* [Data for review]
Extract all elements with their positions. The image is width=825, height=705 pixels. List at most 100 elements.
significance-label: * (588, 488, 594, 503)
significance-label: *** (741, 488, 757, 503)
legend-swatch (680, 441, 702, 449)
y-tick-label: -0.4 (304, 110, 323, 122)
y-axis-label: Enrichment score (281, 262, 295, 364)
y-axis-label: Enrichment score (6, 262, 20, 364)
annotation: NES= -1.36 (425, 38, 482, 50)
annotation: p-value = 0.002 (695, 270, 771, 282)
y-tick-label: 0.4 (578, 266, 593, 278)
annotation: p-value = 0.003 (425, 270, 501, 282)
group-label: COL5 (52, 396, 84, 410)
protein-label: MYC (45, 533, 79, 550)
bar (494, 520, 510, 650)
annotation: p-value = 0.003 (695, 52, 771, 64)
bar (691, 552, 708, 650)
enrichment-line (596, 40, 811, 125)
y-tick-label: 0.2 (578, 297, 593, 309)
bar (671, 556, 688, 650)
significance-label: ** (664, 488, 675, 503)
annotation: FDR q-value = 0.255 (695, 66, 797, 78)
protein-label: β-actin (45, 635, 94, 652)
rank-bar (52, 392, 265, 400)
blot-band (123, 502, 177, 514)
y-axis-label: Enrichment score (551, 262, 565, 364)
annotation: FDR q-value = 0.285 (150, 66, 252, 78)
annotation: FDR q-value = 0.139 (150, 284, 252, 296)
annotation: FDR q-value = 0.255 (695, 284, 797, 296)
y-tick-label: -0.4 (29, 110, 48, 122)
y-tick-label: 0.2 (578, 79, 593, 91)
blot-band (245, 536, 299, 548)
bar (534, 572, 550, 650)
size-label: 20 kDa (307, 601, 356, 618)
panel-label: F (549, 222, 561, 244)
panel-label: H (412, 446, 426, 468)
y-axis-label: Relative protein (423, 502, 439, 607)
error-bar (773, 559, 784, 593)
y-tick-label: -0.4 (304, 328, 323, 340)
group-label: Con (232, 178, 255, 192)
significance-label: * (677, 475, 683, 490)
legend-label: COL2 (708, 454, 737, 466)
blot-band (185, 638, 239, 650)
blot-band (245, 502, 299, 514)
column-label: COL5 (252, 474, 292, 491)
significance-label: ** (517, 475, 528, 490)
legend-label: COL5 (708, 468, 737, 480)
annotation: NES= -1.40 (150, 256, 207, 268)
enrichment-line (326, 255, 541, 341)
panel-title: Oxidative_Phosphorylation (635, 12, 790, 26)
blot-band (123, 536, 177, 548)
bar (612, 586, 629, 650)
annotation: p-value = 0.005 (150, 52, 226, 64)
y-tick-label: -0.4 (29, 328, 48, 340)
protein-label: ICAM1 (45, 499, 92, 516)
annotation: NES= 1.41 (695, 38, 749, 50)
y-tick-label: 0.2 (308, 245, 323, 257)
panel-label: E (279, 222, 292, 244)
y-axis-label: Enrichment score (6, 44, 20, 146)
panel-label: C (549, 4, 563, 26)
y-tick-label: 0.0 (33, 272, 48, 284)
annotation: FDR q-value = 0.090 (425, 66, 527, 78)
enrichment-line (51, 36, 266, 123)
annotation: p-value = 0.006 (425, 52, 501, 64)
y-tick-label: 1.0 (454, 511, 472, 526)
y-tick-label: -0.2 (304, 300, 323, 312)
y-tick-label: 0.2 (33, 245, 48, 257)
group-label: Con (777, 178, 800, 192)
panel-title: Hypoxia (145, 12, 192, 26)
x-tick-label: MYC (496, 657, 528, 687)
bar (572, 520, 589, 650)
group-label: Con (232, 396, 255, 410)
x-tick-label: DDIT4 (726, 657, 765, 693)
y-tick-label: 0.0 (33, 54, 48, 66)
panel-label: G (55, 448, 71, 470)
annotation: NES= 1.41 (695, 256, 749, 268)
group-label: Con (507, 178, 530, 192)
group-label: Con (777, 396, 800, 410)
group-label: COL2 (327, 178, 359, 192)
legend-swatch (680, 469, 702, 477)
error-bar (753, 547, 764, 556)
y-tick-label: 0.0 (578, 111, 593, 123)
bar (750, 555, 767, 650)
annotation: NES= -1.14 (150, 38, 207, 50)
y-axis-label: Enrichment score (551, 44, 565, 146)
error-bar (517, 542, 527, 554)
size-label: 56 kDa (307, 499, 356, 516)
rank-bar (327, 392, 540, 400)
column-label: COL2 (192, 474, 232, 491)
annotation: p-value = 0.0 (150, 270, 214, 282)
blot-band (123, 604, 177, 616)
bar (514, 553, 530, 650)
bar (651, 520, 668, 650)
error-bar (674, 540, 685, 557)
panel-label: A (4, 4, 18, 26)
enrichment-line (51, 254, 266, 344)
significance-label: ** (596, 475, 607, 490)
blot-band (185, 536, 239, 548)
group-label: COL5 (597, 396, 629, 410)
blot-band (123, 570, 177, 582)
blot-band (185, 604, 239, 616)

* [What you will do]
Repeating the listing in full, word for word, is the required output.

* [Output for this exercise]
Extract all elements with their positions. The image is width=825, height=705 pixels. List at most 100 elements.
significance-label: * (588, 488, 594, 503)
significance-label: *** (741, 488, 757, 503)
legend-swatch (680, 441, 702, 449)
y-tick-label: -0.4 (304, 110, 323, 122)
y-axis-label: Enrichment score (281, 262, 295, 364)
y-axis-label: Enrichment score (6, 262, 20, 364)
annotation: NES= -1.36 (425, 38, 482, 50)
annotation: p-value = 0.002 (695, 270, 771, 282)
y-tick-label: 0.4 (578, 266, 593, 278)
annotation: p-value = 0.003 (425, 270, 501, 282)
group-label: COL5 (52, 396, 84, 410)
protein-label: MYC (45, 533, 79, 550)
bar (494, 520, 510, 650)
annotation: p-value = 0.003 (695, 52, 771, 64)
bar (691, 552, 708, 650)
enrichment-line (596, 40, 811, 125)
y-tick-label: 0.2 (578, 297, 593, 309)
bar (671, 556, 688, 650)
significance-label: ** (664, 488, 675, 503)
annotation: FDR q-value = 0.255 (695, 66, 797, 78)
protein-label: β-actin (45, 635, 94, 652)
rank-bar (52, 392, 265, 400)
blot-band (123, 502, 177, 514)
y-axis-label: Enrichment score (551, 262, 565, 364)
annotation: FDR q-value = 0.285 (150, 66, 252, 78)
annotation: FDR q-value = 0.139 (150, 284, 252, 296)
annotation: FDR q-value = 0.255 (695, 284, 797, 296)
y-tick-label: -0.4 (29, 110, 48, 122)
y-tick-label: 0.2 (578, 79, 593, 91)
blot-band (245, 536, 299, 548)
bar (534, 572, 550, 650)
size-label: 20 kDa (307, 601, 356, 618)
panel-label: F (549, 222, 561, 244)
panel-label: H (412, 446, 426, 468)
y-axis-label: Relative protein (423, 502, 439, 607)
error-bar (773, 559, 784, 593)
y-tick-label: -0.4 (304, 328, 323, 340)
group-label: Con (232, 178, 255, 192)
significance-label: * (677, 475, 683, 490)
legend-label: COL2 (708, 454, 737, 466)
blot-band (185, 638, 239, 650)
blot-band (245, 502, 299, 514)
column-label: COL5 (252, 474, 292, 491)
significance-label: ** (517, 475, 528, 490)
legend-label: COL5 (708, 468, 737, 480)
annotation: NES= -1.40 (150, 256, 207, 268)
enrichment-line (326, 255, 541, 341)
panel-title: Oxidative_Phosphorylation (635, 12, 790, 26)
blot-band (123, 536, 177, 548)
bar (612, 586, 629, 650)
annotation: p-value = 0.005 (150, 52, 226, 64)
y-tick-label: -0.4 (29, 328, 48, 340)
protein-label: ICAM1 (45, 499, 92, 516)
annotation: NES= 1.41 (695, 38, 749, 50)
y-tick-label: 0.2 (308, 245, 323, 257)
panel-label: E (279, 222, 292, 244)
y-axis-label: Enrichment score (6, 44, 20, 146)
panel-label: C (549, 4, 563, 26)
y-tick-label: 0.0 (33, 272, 48, 284)
annotation: FDR q-value = 0.090 (425, 66, 527, 78)
enrichment-line (51, 36, 266, 123)
annotation: p-value = 0.006 (425, 52, 501, 64)
y-tick-label: 1.0 (454, 511, 472, 526)
y-tick-label: -0.2 (304, 300, 323, 312)
y-tick-label: 0.2 (33, 245, 48, 257)
group-label: Con (777, 178, 800, 192)
panel-title: Hypoxia (145, 12, 192, 26)
x-tick-label: MYC (496, 657, 528, 687)
bar (572, 520, 589, 650)
group-label: Con (232, 396, 255, 410)
x-tick-label: DDIT4 (726, 657, 765, 693)
y-tick-label: 0.0 (33, 54, 48, 66)
panel-label: G (55, 448, 71, 470)
annotation: NES= 1.41 (695, 256, 749, 268)
group-label: Con (507, 178, 530, 192)
group-label: Con (777, 396, 800, 410)
group-label: COL2 (327, 178, 359, 192)
legend-swatch (680, 469, 702, 477)
error-bar (753, 547, 764, 556)
y-tick-label: 0.0 (578, 111, 593, 123)
bar (750, 555, 767, 650)
annotation: NES= -1.14 (150, 38, 207, 50)
y-axis-label: Enrichment score (551, 44, 565, 146)
error-bar (517, 542, 527, 554)
size-label: 56 kDa (307, 499, 356, 516)
rank-bar (327, 392, 540, 400)
column-label: COL2 (192, 474, 232, 491)
annotation: p-value = 0.0 (150, 270, 214, 282)
blot-band (123, 604, 177, 616)
bar (514, 553, 530, 650)
bar (651, 520, 668, 650)
error-bar (674, 540, 685, 557)
panel-label: A (4, 4, 18, 26)
enrichment-line (51, 254, 266, 344)
significance-label: ** (596, 475, 607, 490)
blot-band (185, 536, 239, 548)
group-label: COL5 (597, 396, 629, 410)
blot-band (123, 570, 177, 582)
blot-band (185, 604, 239, 616)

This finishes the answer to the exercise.